* [Check your understanding]:
a - In the passage on the CanMEDS feedback study, how many residents did the researchers receive feedback forms from?
b - List every step that the passage on the CanMEDS feedback study proposes regarding supervisors.
c - Resume the passage on the CanMEDS feedback study after its final sentence.

Strengths and limitations

A distinctive feature of this study was the detailed textual analysis of relatively fragmented data. Pressure of time obliged physicians giving feedback to express what they saw as key points in limited words, and therefore the fragmentary data indicate what was considered most important. Another strength is that these data are the original feedback that the residents received. Although other methods, such as interviews or focus groups, might result in a more complete articulation of the discourse, these methods would also allow for more socially desirable responses whereas our naturalistic data reflect the actual process-in-action. We must acknowledge, however, that although we received feedback forms from all 120 residents, we are not sure whether they submitted all their feedback forms for inclusion in our analysis, so some unseen bias might have operated.

The varied backgrounds and roles taken on by members of the research team in analysing the data increased the rigour in this study. Qualitative analysis is an inherently subjective process, and we cannot guarantee that a different team would have arrived at the same conclusions. However, we worked together as a team, capitalising on how our different backgrounds gave different perspectives on the data.

Our conclusion that patients were marginalised in the discourse was undoubtedly influenced by the data having captured conversations between physicians. Whilst we can draw no conclusions about the conversations that might have gone on between a teacher, a resident, and a patient, we can draw the conclusion that the discourse of the CanMEDS roles in this context does not give patients a central place.

Implications for practice and future research

This example of how outcomes-based education operates in practice highlights that defining learning outcomes and using them to structure a curriculum does not automatically result in the intended changes in practice. Although the qualitative methods we used in this study do not aim to produce generalizable results, readers who recognise similarities between their workplace settings and ours may find them transferable to their own competency-based training programmes (Kuper et al. 2008). In that case, greater engagement of supervisors in the development of competency frameworks and training to help them better understand the roles, would be appropriate steps to take. Supervisors’ feedback could benefit from making the original goals of CanMEDS more explicit. However, we cannot say how effective these actions would be without conducting further research.

[Stored records]
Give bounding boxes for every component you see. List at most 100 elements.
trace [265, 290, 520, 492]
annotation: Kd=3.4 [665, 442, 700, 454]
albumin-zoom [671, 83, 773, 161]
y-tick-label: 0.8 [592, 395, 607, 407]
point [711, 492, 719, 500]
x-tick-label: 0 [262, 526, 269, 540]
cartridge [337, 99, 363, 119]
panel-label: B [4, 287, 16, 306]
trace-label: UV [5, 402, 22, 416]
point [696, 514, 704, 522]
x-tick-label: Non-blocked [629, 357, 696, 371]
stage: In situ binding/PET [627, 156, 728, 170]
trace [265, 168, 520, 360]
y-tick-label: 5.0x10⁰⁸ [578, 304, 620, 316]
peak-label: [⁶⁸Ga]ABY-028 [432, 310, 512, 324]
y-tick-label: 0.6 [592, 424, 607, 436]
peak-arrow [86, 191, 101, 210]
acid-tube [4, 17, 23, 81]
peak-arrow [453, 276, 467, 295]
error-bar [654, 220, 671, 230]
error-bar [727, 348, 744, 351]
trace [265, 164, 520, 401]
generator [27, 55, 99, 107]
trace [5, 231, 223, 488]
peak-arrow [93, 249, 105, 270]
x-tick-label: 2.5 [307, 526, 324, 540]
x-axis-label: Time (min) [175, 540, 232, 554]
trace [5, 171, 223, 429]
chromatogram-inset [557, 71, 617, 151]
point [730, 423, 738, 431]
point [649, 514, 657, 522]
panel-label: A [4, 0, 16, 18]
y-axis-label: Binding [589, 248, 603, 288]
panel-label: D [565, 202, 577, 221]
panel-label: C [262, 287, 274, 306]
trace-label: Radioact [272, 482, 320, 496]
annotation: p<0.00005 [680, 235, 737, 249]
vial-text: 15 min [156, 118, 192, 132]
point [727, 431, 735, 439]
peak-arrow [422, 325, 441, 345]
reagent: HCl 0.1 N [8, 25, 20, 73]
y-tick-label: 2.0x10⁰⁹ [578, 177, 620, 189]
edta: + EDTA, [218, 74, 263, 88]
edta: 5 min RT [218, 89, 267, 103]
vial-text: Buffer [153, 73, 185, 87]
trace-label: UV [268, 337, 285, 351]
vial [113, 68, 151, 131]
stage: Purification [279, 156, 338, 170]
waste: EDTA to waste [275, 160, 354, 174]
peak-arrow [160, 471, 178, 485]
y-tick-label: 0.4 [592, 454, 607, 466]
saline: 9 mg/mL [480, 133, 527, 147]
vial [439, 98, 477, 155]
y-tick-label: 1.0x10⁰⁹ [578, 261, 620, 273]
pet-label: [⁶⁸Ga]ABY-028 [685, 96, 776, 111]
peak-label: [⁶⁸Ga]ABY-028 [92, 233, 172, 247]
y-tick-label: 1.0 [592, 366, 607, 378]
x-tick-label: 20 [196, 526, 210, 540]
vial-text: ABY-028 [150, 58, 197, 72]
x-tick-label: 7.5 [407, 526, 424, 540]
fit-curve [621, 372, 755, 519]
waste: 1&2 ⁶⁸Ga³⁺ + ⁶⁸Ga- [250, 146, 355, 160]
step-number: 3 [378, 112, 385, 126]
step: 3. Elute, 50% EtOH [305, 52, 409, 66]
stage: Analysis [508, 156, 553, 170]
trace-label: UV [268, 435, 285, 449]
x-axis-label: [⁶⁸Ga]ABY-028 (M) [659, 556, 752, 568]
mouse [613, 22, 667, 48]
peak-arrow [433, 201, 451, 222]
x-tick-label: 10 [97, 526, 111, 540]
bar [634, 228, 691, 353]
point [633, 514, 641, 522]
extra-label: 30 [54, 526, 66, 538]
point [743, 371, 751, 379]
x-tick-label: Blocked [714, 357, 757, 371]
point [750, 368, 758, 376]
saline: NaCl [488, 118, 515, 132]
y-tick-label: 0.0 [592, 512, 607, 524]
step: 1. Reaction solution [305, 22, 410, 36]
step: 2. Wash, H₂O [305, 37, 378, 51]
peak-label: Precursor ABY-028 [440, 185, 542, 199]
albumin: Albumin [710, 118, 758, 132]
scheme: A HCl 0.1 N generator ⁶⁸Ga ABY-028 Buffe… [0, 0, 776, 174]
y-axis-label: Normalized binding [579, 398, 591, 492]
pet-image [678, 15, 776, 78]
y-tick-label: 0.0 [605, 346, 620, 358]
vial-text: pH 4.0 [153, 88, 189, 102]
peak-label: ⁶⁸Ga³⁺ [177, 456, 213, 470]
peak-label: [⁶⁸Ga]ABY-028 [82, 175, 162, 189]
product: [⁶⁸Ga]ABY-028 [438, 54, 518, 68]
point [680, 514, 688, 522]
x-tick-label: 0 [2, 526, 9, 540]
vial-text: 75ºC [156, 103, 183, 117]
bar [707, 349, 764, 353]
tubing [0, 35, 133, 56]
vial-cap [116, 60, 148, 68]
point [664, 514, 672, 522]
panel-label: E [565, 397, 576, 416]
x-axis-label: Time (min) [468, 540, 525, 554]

* [Answers below]:
a - All 120 residents.

b -
- Greater engagement of supervisors in the development of competency frameworks
- Training to help supervisors better understand the roles
- Making the original goals of CanMEDS more explicit in supervisors' feedback

c -
Another avenue for future research would be to study how the role of Health Advocate is constructed in practice. The feedback system used in this study did not generate feedback on this role. Analysing the discourse of this role in practice and especially the position of patients within it could complement this study.

Conclusions

It is striking that supervisors’ discourses constructed a tension between being patient-centred and being time-efficient. Since we do not know whether that tension is inevitable, it is a matter for further research. It is questionable, however, whether such a high-pressure environment is a fitting place to engender patient-centred attitudes. It seems challenging for residents to combine the roles of a well-functioning physician and a trainee in a setting that focuses so strongly on being fast and to the point. Asking a supervisor to spend valuable time to explain something or observe and give feedback in such a time-pressured setting could be difficult for residents. Spending as little time as possible with a patient while trying to manage to listen, comfort and deliver high quality care is certainly a challenge.